Stored data entries »
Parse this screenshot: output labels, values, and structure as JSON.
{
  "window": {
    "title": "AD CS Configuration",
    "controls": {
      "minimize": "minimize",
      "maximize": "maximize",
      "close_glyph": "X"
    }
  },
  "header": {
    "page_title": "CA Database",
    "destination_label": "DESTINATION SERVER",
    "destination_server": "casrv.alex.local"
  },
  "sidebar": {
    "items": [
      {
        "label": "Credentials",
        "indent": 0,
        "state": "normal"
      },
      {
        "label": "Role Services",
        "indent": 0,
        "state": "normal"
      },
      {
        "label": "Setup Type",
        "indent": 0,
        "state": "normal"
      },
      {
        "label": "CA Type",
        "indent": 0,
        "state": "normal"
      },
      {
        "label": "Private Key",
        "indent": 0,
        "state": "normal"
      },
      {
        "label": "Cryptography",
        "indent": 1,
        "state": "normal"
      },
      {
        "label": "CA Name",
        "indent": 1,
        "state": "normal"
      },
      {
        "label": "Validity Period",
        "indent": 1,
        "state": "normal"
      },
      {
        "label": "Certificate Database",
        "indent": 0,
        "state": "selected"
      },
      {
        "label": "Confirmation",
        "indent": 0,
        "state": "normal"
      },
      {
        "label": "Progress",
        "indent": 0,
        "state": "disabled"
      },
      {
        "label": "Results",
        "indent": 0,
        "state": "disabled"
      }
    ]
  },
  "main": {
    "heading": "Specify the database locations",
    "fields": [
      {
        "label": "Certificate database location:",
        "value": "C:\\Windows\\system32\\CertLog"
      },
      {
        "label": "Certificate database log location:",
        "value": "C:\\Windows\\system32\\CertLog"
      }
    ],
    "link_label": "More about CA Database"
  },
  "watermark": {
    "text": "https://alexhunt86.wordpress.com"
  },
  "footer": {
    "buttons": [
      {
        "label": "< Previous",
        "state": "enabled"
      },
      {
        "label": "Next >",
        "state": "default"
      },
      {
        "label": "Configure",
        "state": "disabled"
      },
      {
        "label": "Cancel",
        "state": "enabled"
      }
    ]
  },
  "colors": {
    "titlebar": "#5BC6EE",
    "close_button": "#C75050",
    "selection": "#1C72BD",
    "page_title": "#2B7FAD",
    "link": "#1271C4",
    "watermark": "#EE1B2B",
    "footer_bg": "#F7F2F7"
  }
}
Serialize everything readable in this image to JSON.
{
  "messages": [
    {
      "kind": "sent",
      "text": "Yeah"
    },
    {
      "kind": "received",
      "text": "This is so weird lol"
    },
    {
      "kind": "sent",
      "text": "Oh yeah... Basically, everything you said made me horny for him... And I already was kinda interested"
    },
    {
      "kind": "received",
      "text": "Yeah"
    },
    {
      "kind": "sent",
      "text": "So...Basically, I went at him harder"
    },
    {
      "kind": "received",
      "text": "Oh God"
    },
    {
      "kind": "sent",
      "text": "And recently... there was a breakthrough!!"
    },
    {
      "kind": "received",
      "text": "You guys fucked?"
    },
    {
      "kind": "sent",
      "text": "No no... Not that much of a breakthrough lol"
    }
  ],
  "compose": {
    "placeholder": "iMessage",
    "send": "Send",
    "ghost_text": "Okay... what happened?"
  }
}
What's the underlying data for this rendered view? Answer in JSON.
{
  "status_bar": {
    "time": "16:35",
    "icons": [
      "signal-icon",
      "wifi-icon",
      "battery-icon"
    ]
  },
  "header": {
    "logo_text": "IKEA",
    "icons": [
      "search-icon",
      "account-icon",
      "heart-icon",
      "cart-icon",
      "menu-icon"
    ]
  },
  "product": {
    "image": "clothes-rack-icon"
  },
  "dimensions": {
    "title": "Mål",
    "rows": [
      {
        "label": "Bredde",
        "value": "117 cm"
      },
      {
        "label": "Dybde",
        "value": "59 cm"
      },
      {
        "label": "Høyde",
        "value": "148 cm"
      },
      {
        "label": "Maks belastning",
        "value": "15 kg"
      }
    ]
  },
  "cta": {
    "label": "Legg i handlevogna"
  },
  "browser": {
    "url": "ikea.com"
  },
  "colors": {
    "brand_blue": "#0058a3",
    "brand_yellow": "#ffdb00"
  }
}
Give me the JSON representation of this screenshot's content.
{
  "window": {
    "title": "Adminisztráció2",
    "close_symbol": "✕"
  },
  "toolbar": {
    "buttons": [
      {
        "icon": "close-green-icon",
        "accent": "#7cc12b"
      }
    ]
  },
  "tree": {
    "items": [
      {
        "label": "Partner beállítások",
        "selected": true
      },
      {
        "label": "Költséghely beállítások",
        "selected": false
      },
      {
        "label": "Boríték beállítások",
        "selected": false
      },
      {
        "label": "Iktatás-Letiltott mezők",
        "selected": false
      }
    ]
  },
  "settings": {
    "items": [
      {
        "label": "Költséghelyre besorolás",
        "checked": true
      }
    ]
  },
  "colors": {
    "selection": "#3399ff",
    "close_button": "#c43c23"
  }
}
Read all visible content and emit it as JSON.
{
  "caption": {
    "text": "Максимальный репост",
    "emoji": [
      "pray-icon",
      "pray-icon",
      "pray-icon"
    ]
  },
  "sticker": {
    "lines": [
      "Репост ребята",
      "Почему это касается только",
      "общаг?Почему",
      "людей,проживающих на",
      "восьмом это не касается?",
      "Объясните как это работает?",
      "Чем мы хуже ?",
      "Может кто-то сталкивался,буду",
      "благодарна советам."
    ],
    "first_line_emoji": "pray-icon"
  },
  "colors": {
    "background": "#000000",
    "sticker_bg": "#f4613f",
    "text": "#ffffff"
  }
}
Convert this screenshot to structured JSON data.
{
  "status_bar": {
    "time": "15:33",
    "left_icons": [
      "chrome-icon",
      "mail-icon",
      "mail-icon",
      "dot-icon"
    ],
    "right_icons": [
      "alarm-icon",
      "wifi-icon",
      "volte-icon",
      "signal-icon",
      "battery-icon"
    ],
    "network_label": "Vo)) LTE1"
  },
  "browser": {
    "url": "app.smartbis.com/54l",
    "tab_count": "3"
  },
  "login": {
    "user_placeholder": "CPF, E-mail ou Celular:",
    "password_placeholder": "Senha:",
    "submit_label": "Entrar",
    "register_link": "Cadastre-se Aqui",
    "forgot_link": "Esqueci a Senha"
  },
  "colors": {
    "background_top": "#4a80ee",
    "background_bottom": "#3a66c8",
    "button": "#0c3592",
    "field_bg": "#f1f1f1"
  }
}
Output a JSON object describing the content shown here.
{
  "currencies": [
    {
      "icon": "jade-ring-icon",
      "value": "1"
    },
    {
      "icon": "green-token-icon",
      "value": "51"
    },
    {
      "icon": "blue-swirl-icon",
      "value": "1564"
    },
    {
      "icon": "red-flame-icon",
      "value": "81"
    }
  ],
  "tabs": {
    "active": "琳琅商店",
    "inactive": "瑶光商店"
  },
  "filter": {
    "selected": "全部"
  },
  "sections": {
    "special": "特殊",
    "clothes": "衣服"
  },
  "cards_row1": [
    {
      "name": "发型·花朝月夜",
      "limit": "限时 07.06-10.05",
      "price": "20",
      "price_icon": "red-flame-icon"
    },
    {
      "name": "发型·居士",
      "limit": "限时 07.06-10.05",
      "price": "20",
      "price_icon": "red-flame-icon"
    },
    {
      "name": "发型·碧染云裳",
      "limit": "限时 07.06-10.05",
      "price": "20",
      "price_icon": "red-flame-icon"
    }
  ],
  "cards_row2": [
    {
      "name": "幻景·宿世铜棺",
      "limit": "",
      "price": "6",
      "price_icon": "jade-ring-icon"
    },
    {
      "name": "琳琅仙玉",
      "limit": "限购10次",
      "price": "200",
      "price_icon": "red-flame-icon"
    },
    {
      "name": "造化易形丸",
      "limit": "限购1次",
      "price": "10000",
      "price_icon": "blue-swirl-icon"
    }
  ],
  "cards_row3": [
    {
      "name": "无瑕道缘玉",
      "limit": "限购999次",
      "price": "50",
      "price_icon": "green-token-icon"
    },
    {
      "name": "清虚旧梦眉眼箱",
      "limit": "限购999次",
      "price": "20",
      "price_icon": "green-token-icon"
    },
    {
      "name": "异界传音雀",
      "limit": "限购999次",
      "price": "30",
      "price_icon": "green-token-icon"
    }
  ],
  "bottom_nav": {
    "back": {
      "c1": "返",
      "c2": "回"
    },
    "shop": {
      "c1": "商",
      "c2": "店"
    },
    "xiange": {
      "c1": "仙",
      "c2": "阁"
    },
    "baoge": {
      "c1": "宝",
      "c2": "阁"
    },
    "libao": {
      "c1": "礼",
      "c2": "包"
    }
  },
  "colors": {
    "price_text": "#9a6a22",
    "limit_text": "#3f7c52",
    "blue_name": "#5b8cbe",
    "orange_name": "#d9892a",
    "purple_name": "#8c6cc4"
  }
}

Exercise brief »
Pull out every line in the material above where "Senha" occurs.

The answer »
    "password_placeholder": "Senha:",
    "forgot_link": "Esqueci a Senha"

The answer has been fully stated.